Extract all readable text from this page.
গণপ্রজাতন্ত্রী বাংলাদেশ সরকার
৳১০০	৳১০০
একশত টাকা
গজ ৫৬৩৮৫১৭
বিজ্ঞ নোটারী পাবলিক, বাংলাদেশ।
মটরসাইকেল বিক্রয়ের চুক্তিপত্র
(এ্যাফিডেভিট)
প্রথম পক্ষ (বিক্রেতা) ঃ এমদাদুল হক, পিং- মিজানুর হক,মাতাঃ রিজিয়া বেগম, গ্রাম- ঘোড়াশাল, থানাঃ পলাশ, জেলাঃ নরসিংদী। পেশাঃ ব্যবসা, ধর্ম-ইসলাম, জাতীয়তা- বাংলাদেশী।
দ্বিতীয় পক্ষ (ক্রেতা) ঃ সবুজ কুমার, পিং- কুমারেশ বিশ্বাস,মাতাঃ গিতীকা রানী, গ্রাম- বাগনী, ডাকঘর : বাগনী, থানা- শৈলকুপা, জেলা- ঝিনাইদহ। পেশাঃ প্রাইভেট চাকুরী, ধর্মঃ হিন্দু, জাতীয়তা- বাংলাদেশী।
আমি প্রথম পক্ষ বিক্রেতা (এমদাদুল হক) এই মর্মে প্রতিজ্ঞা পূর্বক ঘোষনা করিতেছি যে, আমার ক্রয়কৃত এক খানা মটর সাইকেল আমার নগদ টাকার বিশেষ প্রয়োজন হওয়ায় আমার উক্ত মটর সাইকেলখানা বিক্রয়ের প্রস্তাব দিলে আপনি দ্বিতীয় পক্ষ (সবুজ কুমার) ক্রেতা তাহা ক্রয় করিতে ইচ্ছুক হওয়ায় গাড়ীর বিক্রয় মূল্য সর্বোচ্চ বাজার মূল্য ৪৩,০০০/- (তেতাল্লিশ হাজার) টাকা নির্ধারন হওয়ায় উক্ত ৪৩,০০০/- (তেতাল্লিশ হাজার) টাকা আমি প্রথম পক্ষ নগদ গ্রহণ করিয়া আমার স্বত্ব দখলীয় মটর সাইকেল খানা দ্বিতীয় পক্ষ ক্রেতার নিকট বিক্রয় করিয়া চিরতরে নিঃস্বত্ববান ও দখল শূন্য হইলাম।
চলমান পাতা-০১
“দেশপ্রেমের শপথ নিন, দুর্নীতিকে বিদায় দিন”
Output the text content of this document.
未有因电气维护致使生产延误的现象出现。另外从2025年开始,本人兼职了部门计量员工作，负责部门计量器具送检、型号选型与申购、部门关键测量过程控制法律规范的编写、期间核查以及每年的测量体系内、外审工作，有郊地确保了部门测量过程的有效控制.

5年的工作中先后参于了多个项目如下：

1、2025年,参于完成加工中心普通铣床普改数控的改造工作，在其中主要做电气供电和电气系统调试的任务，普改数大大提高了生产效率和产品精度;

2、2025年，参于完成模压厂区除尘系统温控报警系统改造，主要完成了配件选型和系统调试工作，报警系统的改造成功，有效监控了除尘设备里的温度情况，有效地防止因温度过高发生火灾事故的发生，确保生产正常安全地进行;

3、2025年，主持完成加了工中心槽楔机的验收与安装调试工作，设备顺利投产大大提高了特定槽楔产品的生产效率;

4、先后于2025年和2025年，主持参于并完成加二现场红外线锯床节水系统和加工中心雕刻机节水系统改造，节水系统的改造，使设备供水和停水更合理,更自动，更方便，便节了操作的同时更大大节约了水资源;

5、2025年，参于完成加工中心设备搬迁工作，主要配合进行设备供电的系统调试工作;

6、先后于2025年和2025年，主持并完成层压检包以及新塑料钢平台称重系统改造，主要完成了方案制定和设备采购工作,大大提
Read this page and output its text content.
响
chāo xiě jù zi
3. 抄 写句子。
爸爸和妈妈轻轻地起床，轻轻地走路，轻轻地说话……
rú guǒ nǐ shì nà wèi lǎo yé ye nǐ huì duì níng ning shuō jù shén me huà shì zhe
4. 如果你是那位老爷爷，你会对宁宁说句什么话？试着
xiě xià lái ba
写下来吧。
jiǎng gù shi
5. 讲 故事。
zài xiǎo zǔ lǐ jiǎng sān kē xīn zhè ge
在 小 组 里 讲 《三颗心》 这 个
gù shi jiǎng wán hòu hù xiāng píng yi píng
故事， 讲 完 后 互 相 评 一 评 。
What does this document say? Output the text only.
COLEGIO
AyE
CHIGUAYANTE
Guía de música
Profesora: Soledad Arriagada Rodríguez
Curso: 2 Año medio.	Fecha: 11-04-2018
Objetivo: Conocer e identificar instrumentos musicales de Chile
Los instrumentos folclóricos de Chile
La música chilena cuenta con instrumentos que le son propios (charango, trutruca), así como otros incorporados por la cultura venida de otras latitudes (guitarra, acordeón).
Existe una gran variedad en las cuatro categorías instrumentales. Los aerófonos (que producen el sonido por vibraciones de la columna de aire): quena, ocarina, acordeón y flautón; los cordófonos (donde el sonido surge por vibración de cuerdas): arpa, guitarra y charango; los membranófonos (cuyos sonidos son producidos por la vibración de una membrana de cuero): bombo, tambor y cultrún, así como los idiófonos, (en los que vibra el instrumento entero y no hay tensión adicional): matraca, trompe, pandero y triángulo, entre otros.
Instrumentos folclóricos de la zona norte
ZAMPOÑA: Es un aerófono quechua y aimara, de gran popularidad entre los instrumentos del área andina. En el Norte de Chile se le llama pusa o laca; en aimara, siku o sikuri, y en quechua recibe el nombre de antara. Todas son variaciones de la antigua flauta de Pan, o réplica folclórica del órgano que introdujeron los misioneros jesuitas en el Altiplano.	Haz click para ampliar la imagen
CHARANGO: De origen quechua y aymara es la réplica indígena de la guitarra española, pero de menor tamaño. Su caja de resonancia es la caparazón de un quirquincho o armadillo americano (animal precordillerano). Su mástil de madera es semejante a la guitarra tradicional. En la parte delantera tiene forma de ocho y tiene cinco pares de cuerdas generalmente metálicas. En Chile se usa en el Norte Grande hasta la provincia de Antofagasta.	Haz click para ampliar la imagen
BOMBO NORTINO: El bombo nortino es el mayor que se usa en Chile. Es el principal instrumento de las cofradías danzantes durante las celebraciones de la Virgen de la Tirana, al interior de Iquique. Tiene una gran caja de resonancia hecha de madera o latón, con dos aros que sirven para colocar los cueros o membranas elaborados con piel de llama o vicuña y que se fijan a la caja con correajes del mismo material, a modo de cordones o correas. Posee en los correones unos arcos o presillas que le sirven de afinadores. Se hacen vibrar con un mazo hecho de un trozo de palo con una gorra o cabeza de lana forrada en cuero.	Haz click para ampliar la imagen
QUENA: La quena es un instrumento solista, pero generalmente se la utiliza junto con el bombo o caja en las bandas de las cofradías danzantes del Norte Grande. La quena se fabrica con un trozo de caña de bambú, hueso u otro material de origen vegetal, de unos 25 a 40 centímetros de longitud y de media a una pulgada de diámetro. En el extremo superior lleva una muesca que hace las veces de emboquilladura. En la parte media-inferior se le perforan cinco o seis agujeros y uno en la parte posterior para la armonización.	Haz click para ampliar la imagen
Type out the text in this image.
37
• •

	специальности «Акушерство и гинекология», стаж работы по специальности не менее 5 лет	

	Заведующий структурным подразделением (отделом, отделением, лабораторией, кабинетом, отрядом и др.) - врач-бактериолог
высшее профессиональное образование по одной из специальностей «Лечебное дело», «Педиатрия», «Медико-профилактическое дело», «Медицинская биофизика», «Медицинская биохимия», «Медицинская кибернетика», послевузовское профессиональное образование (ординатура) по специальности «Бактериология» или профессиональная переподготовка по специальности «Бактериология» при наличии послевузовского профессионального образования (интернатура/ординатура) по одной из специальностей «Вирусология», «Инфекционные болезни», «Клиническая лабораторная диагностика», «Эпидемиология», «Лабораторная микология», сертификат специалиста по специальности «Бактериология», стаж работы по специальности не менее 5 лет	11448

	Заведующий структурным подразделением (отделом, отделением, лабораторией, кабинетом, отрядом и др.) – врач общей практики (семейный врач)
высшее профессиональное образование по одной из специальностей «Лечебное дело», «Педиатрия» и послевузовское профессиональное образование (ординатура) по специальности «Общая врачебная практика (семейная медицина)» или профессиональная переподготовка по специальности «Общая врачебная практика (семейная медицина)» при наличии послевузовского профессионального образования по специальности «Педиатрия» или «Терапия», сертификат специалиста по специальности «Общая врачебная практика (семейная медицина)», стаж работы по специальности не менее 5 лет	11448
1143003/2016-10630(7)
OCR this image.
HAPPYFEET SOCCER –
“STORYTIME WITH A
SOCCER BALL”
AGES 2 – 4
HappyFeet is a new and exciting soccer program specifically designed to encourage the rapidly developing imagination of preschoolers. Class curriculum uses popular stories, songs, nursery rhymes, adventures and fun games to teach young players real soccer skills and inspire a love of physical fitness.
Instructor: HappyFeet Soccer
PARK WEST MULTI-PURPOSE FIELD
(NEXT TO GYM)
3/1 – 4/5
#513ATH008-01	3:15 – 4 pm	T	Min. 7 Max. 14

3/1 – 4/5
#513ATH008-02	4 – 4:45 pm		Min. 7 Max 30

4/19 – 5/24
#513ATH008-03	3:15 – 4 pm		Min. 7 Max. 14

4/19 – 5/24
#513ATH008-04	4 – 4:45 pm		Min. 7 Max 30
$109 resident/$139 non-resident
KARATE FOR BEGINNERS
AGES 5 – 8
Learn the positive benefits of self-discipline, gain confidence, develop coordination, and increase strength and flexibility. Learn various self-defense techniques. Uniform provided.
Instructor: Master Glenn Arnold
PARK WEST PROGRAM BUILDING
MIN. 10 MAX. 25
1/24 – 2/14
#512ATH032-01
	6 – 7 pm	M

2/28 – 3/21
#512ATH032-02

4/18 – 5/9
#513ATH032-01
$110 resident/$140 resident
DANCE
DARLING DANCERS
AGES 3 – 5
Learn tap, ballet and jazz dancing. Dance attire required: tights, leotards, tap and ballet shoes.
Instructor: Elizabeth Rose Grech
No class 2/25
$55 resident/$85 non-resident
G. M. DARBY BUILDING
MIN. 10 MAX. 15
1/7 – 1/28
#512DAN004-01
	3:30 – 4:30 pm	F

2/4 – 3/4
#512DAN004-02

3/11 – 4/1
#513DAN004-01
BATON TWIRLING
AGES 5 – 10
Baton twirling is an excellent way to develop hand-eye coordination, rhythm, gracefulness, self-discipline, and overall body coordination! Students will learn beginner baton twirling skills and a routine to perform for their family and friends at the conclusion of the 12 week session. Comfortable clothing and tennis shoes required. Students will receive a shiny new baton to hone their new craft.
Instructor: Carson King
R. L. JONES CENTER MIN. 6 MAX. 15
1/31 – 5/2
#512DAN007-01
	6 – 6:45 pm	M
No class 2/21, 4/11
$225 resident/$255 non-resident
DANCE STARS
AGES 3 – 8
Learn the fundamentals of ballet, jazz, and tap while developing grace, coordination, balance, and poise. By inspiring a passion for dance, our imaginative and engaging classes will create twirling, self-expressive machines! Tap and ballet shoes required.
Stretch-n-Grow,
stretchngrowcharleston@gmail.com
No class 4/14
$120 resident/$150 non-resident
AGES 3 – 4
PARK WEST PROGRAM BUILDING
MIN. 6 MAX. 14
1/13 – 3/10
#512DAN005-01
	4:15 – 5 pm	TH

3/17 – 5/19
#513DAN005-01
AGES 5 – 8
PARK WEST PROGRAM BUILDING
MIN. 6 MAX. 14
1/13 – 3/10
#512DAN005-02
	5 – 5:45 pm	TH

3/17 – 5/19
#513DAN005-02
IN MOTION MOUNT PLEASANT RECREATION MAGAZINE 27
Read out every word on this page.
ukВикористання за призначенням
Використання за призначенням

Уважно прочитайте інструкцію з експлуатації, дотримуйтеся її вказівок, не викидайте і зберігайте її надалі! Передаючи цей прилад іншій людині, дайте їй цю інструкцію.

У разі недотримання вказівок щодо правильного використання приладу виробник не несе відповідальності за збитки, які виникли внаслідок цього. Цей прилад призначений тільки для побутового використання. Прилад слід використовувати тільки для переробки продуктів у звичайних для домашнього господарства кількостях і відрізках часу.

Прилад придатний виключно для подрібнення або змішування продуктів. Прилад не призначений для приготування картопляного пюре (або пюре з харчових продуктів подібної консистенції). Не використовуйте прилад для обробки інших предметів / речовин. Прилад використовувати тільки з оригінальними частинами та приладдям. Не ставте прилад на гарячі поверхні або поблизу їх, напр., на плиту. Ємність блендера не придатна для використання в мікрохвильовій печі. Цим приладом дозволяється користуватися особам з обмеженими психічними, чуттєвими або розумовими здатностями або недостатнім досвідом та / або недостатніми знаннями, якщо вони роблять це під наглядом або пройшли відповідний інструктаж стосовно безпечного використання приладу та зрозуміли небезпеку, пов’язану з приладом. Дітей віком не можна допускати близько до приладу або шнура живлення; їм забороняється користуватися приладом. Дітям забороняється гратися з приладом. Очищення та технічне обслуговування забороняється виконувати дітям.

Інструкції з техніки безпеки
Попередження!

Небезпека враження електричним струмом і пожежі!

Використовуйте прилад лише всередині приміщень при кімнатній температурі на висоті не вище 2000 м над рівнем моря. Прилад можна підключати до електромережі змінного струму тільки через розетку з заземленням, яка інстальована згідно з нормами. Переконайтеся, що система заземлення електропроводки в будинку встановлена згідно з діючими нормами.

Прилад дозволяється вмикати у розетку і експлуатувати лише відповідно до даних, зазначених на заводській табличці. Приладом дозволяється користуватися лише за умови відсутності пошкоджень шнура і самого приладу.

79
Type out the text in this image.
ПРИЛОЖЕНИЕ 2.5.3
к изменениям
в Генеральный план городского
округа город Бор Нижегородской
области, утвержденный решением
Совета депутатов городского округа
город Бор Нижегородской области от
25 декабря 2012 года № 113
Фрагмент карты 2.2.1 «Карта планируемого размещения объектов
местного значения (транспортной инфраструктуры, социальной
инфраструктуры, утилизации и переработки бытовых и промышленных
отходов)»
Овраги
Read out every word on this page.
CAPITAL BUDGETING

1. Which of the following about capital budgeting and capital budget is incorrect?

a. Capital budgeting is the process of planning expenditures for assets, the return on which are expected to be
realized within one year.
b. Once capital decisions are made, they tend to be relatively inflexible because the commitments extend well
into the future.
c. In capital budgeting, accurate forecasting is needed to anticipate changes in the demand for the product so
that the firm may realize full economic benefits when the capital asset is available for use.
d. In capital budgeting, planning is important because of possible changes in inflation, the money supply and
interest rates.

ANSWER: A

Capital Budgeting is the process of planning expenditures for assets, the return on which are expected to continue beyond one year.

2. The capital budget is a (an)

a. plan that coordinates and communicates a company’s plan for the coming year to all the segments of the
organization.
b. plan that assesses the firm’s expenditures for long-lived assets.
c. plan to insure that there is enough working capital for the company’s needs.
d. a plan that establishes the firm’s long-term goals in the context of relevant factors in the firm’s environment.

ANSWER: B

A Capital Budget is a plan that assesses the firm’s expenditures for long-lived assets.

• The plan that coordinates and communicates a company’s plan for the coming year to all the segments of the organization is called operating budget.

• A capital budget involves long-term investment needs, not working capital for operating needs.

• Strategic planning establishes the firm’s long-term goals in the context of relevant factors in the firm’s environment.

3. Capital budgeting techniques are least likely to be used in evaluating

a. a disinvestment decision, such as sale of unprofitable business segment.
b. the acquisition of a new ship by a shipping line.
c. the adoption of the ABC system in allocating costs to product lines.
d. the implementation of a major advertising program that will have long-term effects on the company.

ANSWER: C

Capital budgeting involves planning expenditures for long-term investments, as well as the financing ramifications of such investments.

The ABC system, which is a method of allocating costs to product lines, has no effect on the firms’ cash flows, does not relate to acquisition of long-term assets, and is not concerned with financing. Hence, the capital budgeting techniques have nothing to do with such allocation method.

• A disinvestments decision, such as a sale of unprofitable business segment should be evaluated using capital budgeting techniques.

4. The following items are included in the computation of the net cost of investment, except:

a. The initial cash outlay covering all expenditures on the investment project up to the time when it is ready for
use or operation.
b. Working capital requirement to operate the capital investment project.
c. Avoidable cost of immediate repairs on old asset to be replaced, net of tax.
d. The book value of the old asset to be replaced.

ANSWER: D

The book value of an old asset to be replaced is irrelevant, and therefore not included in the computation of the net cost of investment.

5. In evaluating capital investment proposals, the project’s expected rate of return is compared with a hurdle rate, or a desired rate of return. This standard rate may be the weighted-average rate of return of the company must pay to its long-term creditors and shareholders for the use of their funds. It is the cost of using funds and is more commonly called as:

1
——————
WHAT YOU WILL DO: Report the count of lines in the entries that contain the string "sale", and nothing besides it.

REPLY: 2